··· EXTRACTED INFORMATION

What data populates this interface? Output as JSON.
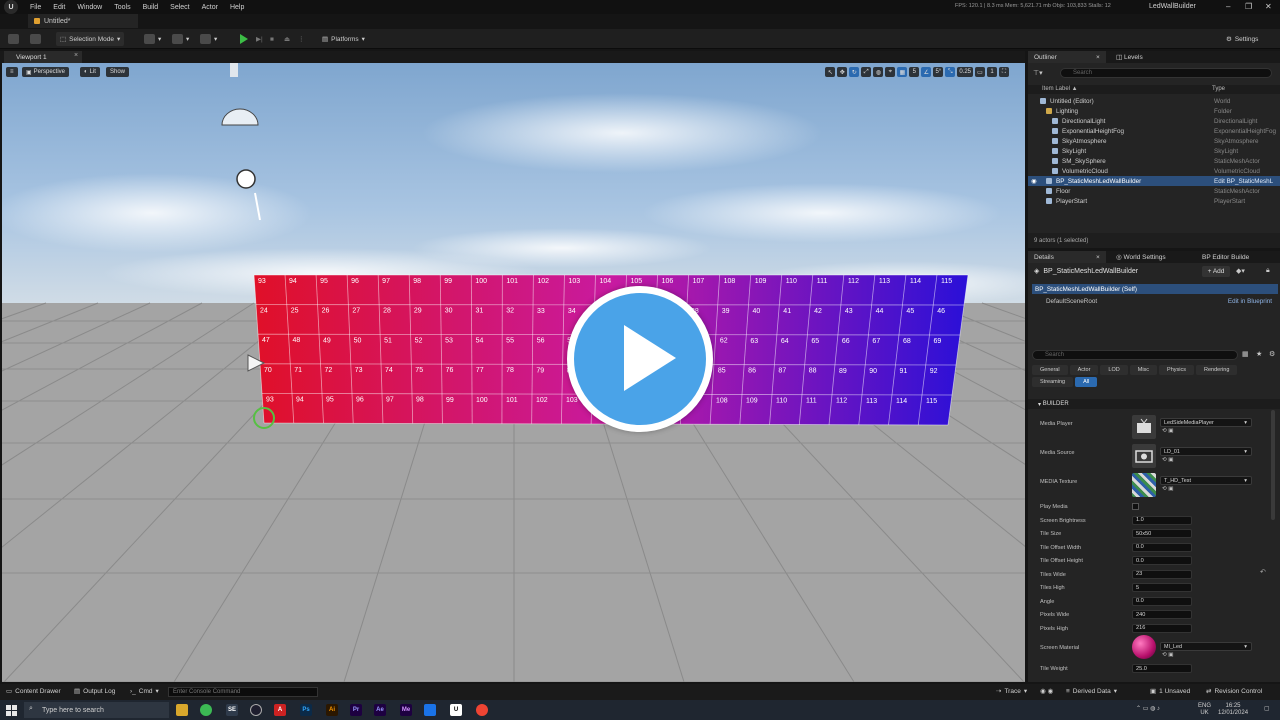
{
  "menubar": {
    "logo_text": "U",
    "items": [
      "File",
      "Edit",
      "Window",
      "Tools",
      "Build",
      "Select",
      "Actor",
      "Help"
    ],
    "perf": "FPS: 120.1  |  8.3 ms  Mem: 5,621.71 mb  Objs: 103,833  Stalls: 12",
    "window_title": "LedWallBuilder",
    "controls": [
      "–",
      "❐",
      "✕"
    ]
  },
  "doc_tab": {
    "label": "Untitled*"
  },
  "toolbar": {
    "selection_mode": "Selection Mode",
    "platforms": "Platforms",
    "settings": "Settings"
  },
  "viewport": {
    "tab_label": "Viewport 1",
    "perspective": "Perspective",
    "lit": "Lit",
    "show": "Show",
    "grid_size": "5",
    "angle": "5°",
    "scale": "0.25",
    "camera_speed": "1",
    "tile_numbers_top": [
      "93",
      "94",
      "95",
      "96",
      "97",
      "98",
      "99",
      "100",
      "101",
      "102",
      "103",
      "104",
      "105",
      "106",
      "107",
      "108",
      "109",
      "110",
      "111",
      "112",
      "113",
      "114",
      "115"
    ],
    "tile_rows": 5,
    "tile_cols": 23
  },
  "outliner": {
    "tab_label": "Outliner",
    "levels_tab": "Levels",
    "search_placeholder": "Search",
    "col_label": "Item Label ▲",
    "col_type": "Type",
    "rows": [
      {
        "label": "Untitled (Editor)",
        "type": "World",
        "indent": 2,
        "folder": false
      },
      {
        "label": "Lighting",
        "type": "Folder",
        "indent": 3,
        "folder": true
      },
      {
        "label": "DirectionalLight",
        "type": "DirectionalLight",
        "indent": 4,
        "folder": false
      },
      {
        "label": "ExponentialHeightFog",
        "type": "ExponentialHeightFog",
        "indent": 4,
        "folder": false
      },
      {
        "label": "SkyAtmosphere",
        "type": "SkyAtmosphere",
        "indent": 4,
        "folder": false
      },
      {
        "label": "SkyLight",
        "type": "SkyLight",
        "indent": 4,
        "folder": false
      },
      {
        "label": "SM_SkySphere",
        "type": "StaticMeshActor",
        "indent": 4,
        "folder": false
      },
      {
        "label": "VolumetricCloud",
        "type": "VolumetricCloud",
        "indent": 4,
        "folder": false
      },
      {
        "label": "BP_StaticMeshLedWallBuilder",
        "type": "Edit BP_StaticMeshL",
        "indent": 3,
        "folder": false,
        "selected": true
      },
      {
        "label": "Floor",
        "type": "StaticMeshActor",
        "indent": 3,
        "folder": false
      },
      {
        "label": "PlayerStart",
        "type": "PlayerStart",
        "indent": 3,
        "folder": false
      }
    ],
    "footer": "9 actors (1 selected)"
  },
  "details": {
    "tab_label": "Details",
    "world_settings_tab": "World Settings",
    "bp_editor_tab": "BP Editor Builde",
    "actor_name": "BP_StaticMeshLedWallBuilder",
    "add_label": "+ Add",
    "self_component": "BP_StaticMeshLedWallBuilder (Self)",
    "root_component": "DefaultSceneRoot",
    "edit_in_blueprint": "Edit in Blueprint",
    "search_placeholder": "Search",
    "categories": [
      "General",
      "Actor",
      "LOD",
      "Misc",
      "Physics",
      "Rendering",
      "Streaming",
      "All"
    ],
    "section": "BUILDER",
    "media_player_label": "Media Player",
    "media_player_value": "LedSideMediaPlayer",
    "media_source_label": "Media Source",
    "media_source_value": "LD_01",
    "media_texture_label": "MEDIA Texture",
    "media_texture_value": "T_HD_Test",
    "props": [
      {
        "label": "Play Media",
        "value": null
      },
      {
        "label": "Screen Brightness",
        "value": "1.0"
      },
      {
        "label": "Tile Size",
        "value": "50x50"
      },
      {
        "label": "Tile Offset Width",
        "value": "0.0"
      },
      {
        "label": "Tile Offset Height",
        "value": "0.0"
      },
      {
        "label": "Tiles Wide",
        "value": "23"
      },
      {
        "label": "Tiles High",
        "value": "5"
      },
      {
        "label": "Angle",
        "value": "0.0"
      },
      {
        "label": "Pixels Wide",
        "value": "240"
      },
      {
        "label": "Pixels High",
        "value": "216"
      }
    ],
    "screen_material_label": "Screen Material",
    "screen_material_value": "MI_Led",
    "tile_weight_label": "Tile Weight",
    "tile_weight_value": "25.0"
  },
  "statusbar": {
    "content_drawer": "Content Drawer",
    "output_log": "Output Log",
    "cmd": "Cmd",
    "cmd_placeholder": "Enter Console Command",
    "trace": "Trace",
    "derived_data": "Derived Data",
    "unsaved": "1 Unsaved",
    "revision_control": "Revision Control"
  },
  "taskbar": {
    "search_placeholder": "Type here to search",
    "lang": "ENG",
    "region": "UK",
    "time": "16:25",
    "date": "12/01/2024"
  },
  "colors": {
    "accent": "#2b6ab0",
    "selection": "#2c4f7c",
    "wall_left": "#e01028",
    "wall_mid": "#c81aa0",
    "wall_right": "#2a10d8",
    "play_button": "#4aa3e8"
  }
}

······

Count each line of the data where the word "selected" appears, then reply with the total only.

## RESPONSE TO THE EXERCISE
2